— Begin Entries supplied —

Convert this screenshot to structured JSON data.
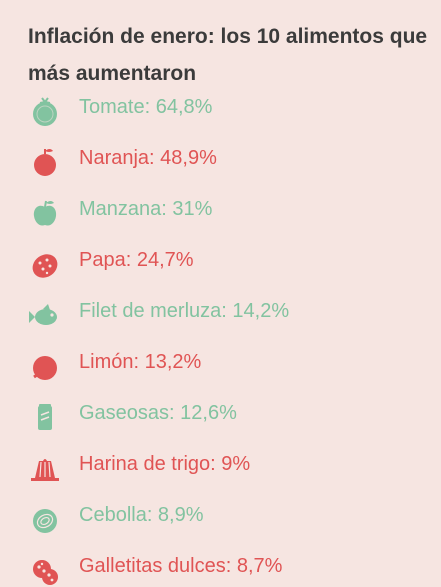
{
  "title": "Inflación de enero: los 10 alimentos que más aumentaron",
  "colors": {
    "background": "#f6e5e1",
    "title": "#3b3b3b",
    "green": "#82c3a0",
    "red": "#e05454"
  },
  "items": [
    {
      "label": "Tomate: 64,8%",
      "icon": "tomato-icon",
      "color": "green"
    },
    {
      "label": "Naranja: 48,9%",
      "icon": "orange-icon",
      "color": "red"
    },
    {
      "label": "Manzana: 31%",
      "icon": "apple-icon",
      "color": "green"
    },
    {
      "label": "Papa: 24,7%",
      "icon": "potato-icon",
      "color": "red"
    },
    {
      "label": "Filet de merluza: 14,2%",
      "icon": "fish-icon",
      "color": "green"
    },
    {
      "label": "Limón: 13,2%",
      "icon": "lemon-icon",
      "color": "red"
    },
    {
      "label": "Gaseosas: 12,6%",
      "icon": "soda-can-icon",
      "color": "green"
    },
    {
      "label": "Harina de trigo: 9%",
      "icon": "flan-icon",
      "color": "red"
    },
    {
      "label": "Cebolla: 8,9%",
      "icon": "onion-icon",
      "color": "green"
    },
    {
      "label": "Galletitas dulces: 8,7%",
      "icon": "cookie-icon",
      "color": "red"
    }
  ]
}
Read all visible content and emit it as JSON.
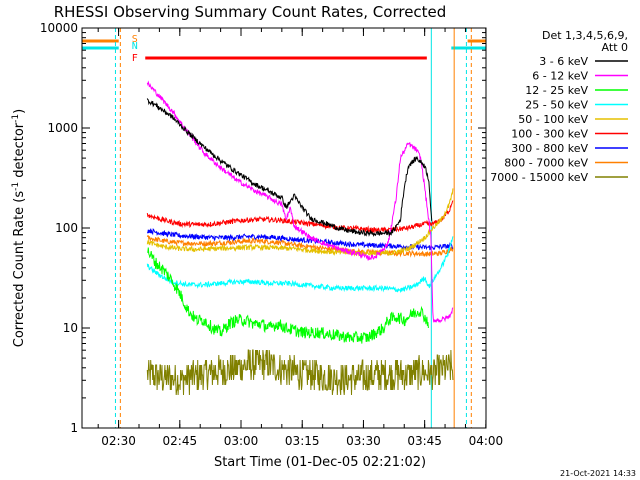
{
  "chart_data": {
    "type": "line",
    "title": "RHESSI Observing Summary Count Rates, Corrected",
    "xlabel": "Start Time (01-Dec-05 02:21:02)",
    "ylabel_main": "Corrected Count Rate (s",
    "ylabel_sup1": "-1",
    "ylabel_mid": " detector",
    "ylabel_sup2": "-1",
    "ylabel_end": ")",
    "yscale": "log",
    "ylim": [
      1,
      10000
    ],
    "xlim_minutes": [
      0,
      99
    ],
    "x_ticks": [
      "02:30",
      "02:45",
      "03:00",
      "03:15",
      "03:30",
      "03:45",
      "04:00"
    ],
    "y_ticks": [
      "1",
      "10",
      "100",
      "1000",
      "10000"
    ],
    "legend_header": [
      "Det 1,3,4,5,6,9,",
      "Att 0"
    ],
    "timestamp": "21-Oct-2021 14:33",
    "flags": [
      {
        "label": "S",
        "color": "#ff8000"
      },
      {
        "label": "N",
        "color": "#00e5e5"
      },
      {
        "label": "F",
        "color": "#ff0000"
      }
    ],
    "series": [
      {
        "name": "3 - 6 keV",
        "color": "#000000",
        "points": [
          [
            16,
            1900
          ],
          [
            18,
            1700
          ],
          [
            22,
            1300
          ],
          [
            26,
            900
          ],
          [
            30,
            640
          ],
          [
            34,
            470
          ],
          [
            38,
            360
          ],
          [
            42,
            280
          ],
          [
            46,
            230
          ],
          [
            49,
            200
          ],
          [
            50,
            160
          ],
          [
            52,
            210
          ],
          [
            54,
            160
          ],
          [
            56,
            125
          ],
          [
            60,
            110
          ],
          [
            64,
            96
          ],
          [
            68,
            90
          ],
          [
            72,
            88
          ],
          [
            76,
            90
          ],
          [
            78,
            120
          ],
          [
            79,
            260
          ],
          [
            80,
            420
          ],
          [
            82,
            500
          ],
          [
            84,
            420
          ],
          [
            85,
            300
          ],
          [
            85.8,
            100
          ]
        ]
      },
      {
        "name": "6 - 12 keV",
        "color": "#ff00ff",
        "points": [
          [
            16,
            2800
          ],
          [
            18,
            2300
          ],
          [
            22,
            1500
          ],
          [
            26,
            900
          ],
          [
            30,
            560
          ],
          [
            34,
            400
          ],
          [
            38,
            300
          ],
          [
            42,
            240
          ],
          [
            46,
            200
          ],
          [
            49,
            170
          ],
          [
            50,
            120
          ],
          [
            51,
            160
          ],
          [
            52,
            105
          ],
          [
            56,
            80
          ],
          [
            60,
            68
          ],
          [
            64,
            60
          ],
          [
            68,
            55
          ],
          [
            70,
            50
          ],
          [
            72,
            52
          ],
          [
            75,
            70
          ],
          [
            77,
            200
          ],
          [
            78,
            500
          ],
          [
            80,
            700
          ],
          [
            82,
            600
          ],
          [
            83,
            500
          ],
          [
            84,
            250
          ],
          [
            85.5,
            80
          ],
          [
            86,
            12
          ],
          [
            88,
            12
          ],
          [
            90,
            13
          ],
          [
            91,
            16
          ]
        ]
      },
      {
        "name": "12 - 25 keV",
        "color": "#00ff00",
        "points": [
          [
            16,
            60
          ],
          [
            18,
            45
          ],
          [
            20,
            38
          ],
          [
            22,
            30
          ],
          [
            24,
            22
          ],
          [
            26,
            15
          ],
          [
            28,
            12
          ],
          [
            30,
            12
          ],
          [
            32,
            10
          ],
          [
            34,
            9
          ],
          [
            36,
            11
          ],
          [
            38,
            12
          ],
          [
            40,
            12
          ],
          [
            42,
            11
          ],
          [
            44,
            11
          ],
          [
            46,
            10
          ],
          [
            48,
            11
          ],
          [
            50,
            10
          ],
          [
            54,
            9
          ],
          [
            58,
            9
          ],
          [
            62,
            8.5
          ],
          [
            66,
            8
          ],
          [
            70,
            8
          ],
          [
            72,
            9
          ],
          [
            74,
            10
          ],
          [
            75,
            12
          ],
          [
            77,
            13
          ],
          [
            79,
            12
          ],
          [
            81,
            14
          ],
          [
            83,
            15
          ],
          [
            85,
            11
          ]
        ]
      },
      {
        "name": "25 - 50 keV",
        "color": "#00ffff",
        "points": [
          [
            16,
            42
          ],
          [
            18,
            36
          ],
          [
            20,
            32
          ],
          [
            22,
            29
          ],
          [
            26,
            27
          ],
          [
            30,
            27
          ],
          [
            34,
            28
          ],
          [
            38,
            29
          ],
          [
            42,
            29
          ],
          [
            46,
            28
          ],
          [
            50,
            28
          ],
          [
            54,
            27
          ],
          [
            58,
            26
          ],
          [
            62,
            25
          ],
          [
            66,
            25
          ],
          [
            70,
            25
          ],
          [
            74,
            25
          ],
          [
            78,
            24
          ],
          [
            80,
            25
          ],
          [
            82,
            27
          ],
          [
            84,
            32
          ],
          [
            85,
            26
          ],
          [
            86,
            30
          ],
          [
            88,
            40
          ],
          [
            90,
            60
          ],
          [
            91,
            90
          ]
        ]
      },
      {
        "name": "50 - 100 keV",
        "color": "#e5c000",
        "points": [
          [
            16,
            72
          ],
          [
            20,
            65
          ],
          [
            24,
            62
          ],
          [
            28,
            61
          ],
          [
            32,
            62
          ],
          [
            36,
            63
          ],
          [
            40,
            64
          ],
          [
            44,
            64
          ],
          [
            48,
            63
          ],
          [
            52,
            62
          ],
          [
            56,
            60
          ],
          [
            60,
            58
          ],
          [
            64,
            57
          ],
          [
            68,
            56
          ],
          [
            72,
            56
          ],
          [
            76,
            56
          ],
          [
            80,
            62
          ],
          [
            82,
            70
          ],
          [
            84,
            80
          ],
          [
            86,
            100
          ],
          [
            88,
            120
          ],
          [
            90,
            170
          ],
          [
            91,
            250
          ]
        ]
      },
      {
        "name": "100 - 300 keV",
        "color": "#ff0000",
        "points": [
          [
            16,
            135
          ],
          [
            20,
            120
          ],
          [
            24,
            110
          ],
          [
            28,
            108
          ],
          [
            32,
            110
          ],
          [
            36,
            115
          ],
          [
            40,
            120
          ],
          [
            44,
            122
          ],
          [
            48,
            120
          ],
          [
            52,
            115
          ],
          [
            56,
            110
          ],
          [
            60,
            105
          ],
          [
            64,
            100
          ],
          [
            68,
            98
          ],
          [
            72,
            95
          ],
          [
            76,
            96
          ],
          [
            80,
            100
          ],
          [
            82,
            105
          ],
          [
            84,
            110
          ],
          [
            86,
            110
          ],
          [
            88,
            120
          ],
          [
            90,
            150
          ],
          [
            91,
            200
          ]
        ]
      },
      {
        "name": "300 - 800 keV",
        "color": "#0000ff",
        "points": [
          [
            16,
            95
          ],
          [
            20,
            88
          ],
          [
            24,
            84
          ],
          [
            28,
            82
          ],
          [
            32,
            80
          ],
          [
            36,
            80
          ],
          [
            40,
            82
          ],
          [
            44,
            82
          ],
          [
            48,
            80
          ],
          [
            52,
            77
          ],
          [
            56,
            75
          ],
          [
            60,
            72
          ],
          [
            64,
            70
          ],
          [
            68,
            68
          ],
          [
            72,
            67
          ],
          [
            76,
            66
          ],
          [
            80,
            65
          ],
          [
            84,
            64
          ],
          [
            86,
            64
          ],
          [
            88,
            65
          ],
          [
            90,
            66
          ],
          [
            91,
            66
          ]
        ]
      },
      {
        "name": "800 - 7000 keV",
        "color": "#ff8000",
        "points": [
          [
            16,
            80
          ],
          [
            20,
            74
          ],
          [
            24,
            71
          ],
          [
            28,
            70
          ],
          [
            32,
            70
          ],
          [
            36,
            72
          ],
          [
            40,
            74
          ],
          [
            44,
            74
          ],
          [
            48,
            72
          ],
          [
            52,
            68
          ],
          [
            56,
            65
          ],
          [
            60,
            62
          ],
          [
            64,
            60
          ],
          [
            68,
            58
          ],
          [
            72,
            57
          ],
          [
            76,
            56
          ],
          [
            80,
            56
          ],
          [
            84,
            55
          ],
          [
            86,
            55
          ],
          [
            88,
            56
          ],
          [
            90,
            60
          ],
          [
            91,
            62
          ]
        ]
      },
      {
        "name": "7000 - 15000 keV",
        "color": "#808000",
        "points": [
          [
            16,
            3.5
          ],
          [
            20,
            3.2
          ],
          [
            24,
            3.0
          ],
          [
            28,
            3.4
          ],
          [
            32,
            3.6
          ],
          [
            36,
            3.8
          ],
          [
            40,
            4.2
          ],
          [
            44,
            4.5
          ],
          [
            48,
            4.0
          ],
          [
            52,
            3.6
          ],
          [
            56,
            3.4
          ],
          [
            60,
            3.2
          ],
          [
            64,
            3.1
          ],
          [
            68,
            3.2
          ],
          [
            72,
            3.4
          ],
          [
            76,
            3.4
          ],
          [
            80,
            3.5
          ],
          [
            84,
            3.6
          ],
          [
            86,
            3.5
          ],
          [
            88,
            3.8
          ],
          [
            90,
            4.0
          ],
          [
            91,
            4.0
          ]
        ]
      }
    ]
  }
}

— End Entries supplied —

● Task statement
Return all lines with the word "Count" in them.

● Exercise result
    "title": "RHESSI Observing Summary Count Rates, Corrected",
    "ylabel_main": "Corrected Count Rate (s",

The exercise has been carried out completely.